» **DATASET RECORDS**
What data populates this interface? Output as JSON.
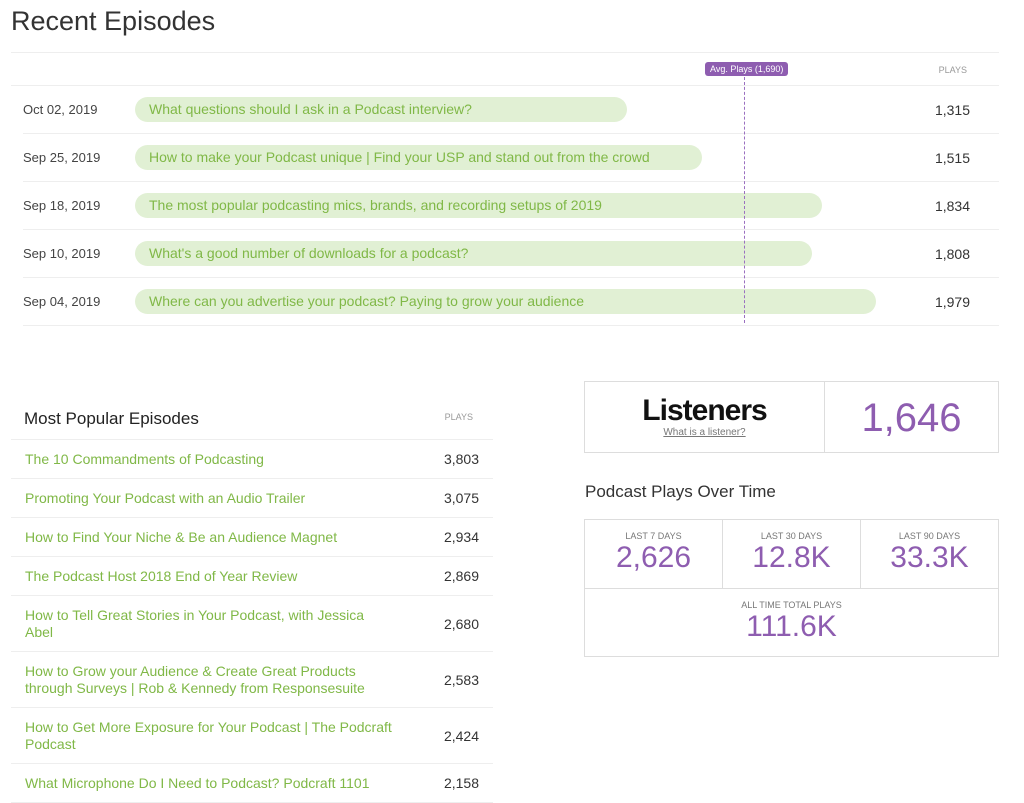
{
  "recent": {
    "title": "Recent Episodes",
    "plays_header": "PLAYS",
    "avg_label": "Avg. Plays (1,690)",
    "avg_value": 1690,
    "bar_color": "#e1f0d4",
    "accent": "#8e5db0",
    "episodes": [
      {
        "date": "Oct 02, 2019",
        "title": "What questions should I ask in a Podcast interview?",
        "plays": "1,315",
        "value": 1315
      },
      {
        "date": "Sep 25, 2019",
        "title": "How to make your Podcast unique | Find your USP and stand out from the crowd",
        "plays": "1,515",
        "value": 1515
      },
      {
        "date": "Sep 18, 2019",
        "title": "The most popular podcasting mics, brands, and recording setups of 2019",
        "plays": "1,834",
        "value": 1834
      },
      {
        "date": "Sep 10, 2019",
        "title": "What's a good number of downloads for a podcast?",
        "plays": "1,808",
        "value": 1808
      },
      {
        "date": "Sep 04, 2019",
        "title": "Where can you advertise your podcast? Paying to grow your audience",
        "plays": "1,979",
        "value": 1979
      }
    ]
  },
  "popular": {
    "title": "Most Popular Episodes",
    "plays_header": "PLAYS",
    "items": [
      {
        "title": "The 10 Commandments of Podcasting",
        "plays": "3,803"
      },
      {
        "title": "Promoting Your Podcast with an Audio Trailer",
        "plays": "3,075"
      },
      {
        "title": "How to Find Your Niche & Be an Audience Magnet",
        "plays": "2,934"
      },
      {
        "title": "The Podcast Host 2018 End of Year Review",
        "plays": "2,869"
      },
      {
        "title": "How to Tell Great Stories in Your Podcast, with Jessica Abel",
        "plays": "2,680"
      },
      {
        "title": "How to Grow your Audience & Create Great Products through Surveys | Rob & Kennedy from Responsesuite",
        "plays": "2,583"
      },
      {
        "title": "How to Get More Exposure for Your Podcast | The Podcraft Podcast",
        "plays": "2,424"
      },
      {
        "title": "What Microphone Do I Need to Podcast? Podcraft 1101",
        "plays": "2,158"
      }
    ]
  },
  "listeners": {
    "label": "Listeners",
    "link": "What is a listener?",
    "value": "1,646"
  },
  "plays_over_time": {
    "title": "Podcast Plays Over Time",
    "last7": {
      "label": "Last 7 Days",
      "value": "2,626"
    },
    "last30": {
      "label": "Last 30 Days",
      "value": "12.8K"
    },
    "last90": {
      "label": "Last 90 Days",
      "value": "33.3K"
    },
    "all_time": {
      "label": "All Time Total Plays",
      "value": "111.6K"
    }
  }
}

» **STATED GOAL**
Retype each line of the listing above word for word. Exclude the pictures.

» **WRITTEN ANSWER**
What data populates this interface? Output as JSON.
{
  "recent": {
    "title": "Recent Episodes",
    "plays_header": "PLAYS",
    "avg_label": "Avg. Plays (1,690)",
    "avg_value": 1690,
    "bar_color": "#e1f0d4",
    "accent": "#8e5db0",
    "episodes": [
      {
        "date": "Oct 02, 2019",
        "title": "What questions should I ask in a Podcast interview?",
        "plays": "1,315",
        "value": 1315
      },
      {
        "date": "Sep 25, 2019",
        "title": "How to make your Podcast unique | Find your USP and stand out from the crowd",
        "plays": "1,515",
        "value": 1515
      },
      {
        "date": "Sep 18, 2019",
        "title": "The most popular podcasting mics, brands, and recording setups of 2019",
        "plays": "1,834",
        "value": 1834
      },
      {
        "date": "Sep 10, 2019",
        "title": "What's a good number of downloads for a podcast?",
        "plays": "1,808",
        "value": 1808
      },
      {
        "date": "Sep 04, 2019",
        "title": "Where can you advertise your podcast? Paying to grow your audience",
        "plays": "1,979",
        "value": 1979
      }
    ]
  },
  "popular": {
    "title": "Most Popular Episodes",
    "plays_header": "PLAYS",
    "items": [
      {
        "title": "The 10 Commandments of Podcasting",
        "plays": "3,803"
      },
      {
        "title": "Promoting Your Podcast with an Audio Trailer",
        "plays": "3,075"
      },
      {
        "title": "How to Find Your Niche & Be an Audience Magnet",
        "plays": "2,934"
      },
      {
        "title": "The Podcast Host 2018 End of Year Review",
        "plays": "2,869"
      },
      {
        "title": "How to Tell Great Stories in Your Podcast, with Jessica Abel",
        "plays": "2,680"
      },
      {
        "title": "How to Grow your Audience & Create Great Products through Surveys | Rob & Kennedy from Responsesuite",
        "plays": "2,583"
      },
      {
        "title": "How to Get More Exposure for Your Podcast | The Podcraft Podcast",
        "plays": "2,424"
      },
      {
        "title": "What Microphone Do I Need to Podcast? Podcraft 1101",
        "plays": "2,158"
      }
    ]
  },
  "listeners": {
    "label": "Listeners",
    "link": "What is a listener?",
    "value": "1,646"
  },
  "plays_over_time": {
    "title": "Podcast Plays Over Time",
    "last7": {
      "label": "Last 7 Days",
      "value": "2,626"
    },
    "last30": {
      "label": "Last 30 Days",
      "value": "12.8K"
    },
    "last90": {
      "label": "Last 90 Days",
      "value": "33.3K"
    },
    "all_time": {
      "label": "All Time Total Plays",
      "value": "111.6K"
    }
  }
}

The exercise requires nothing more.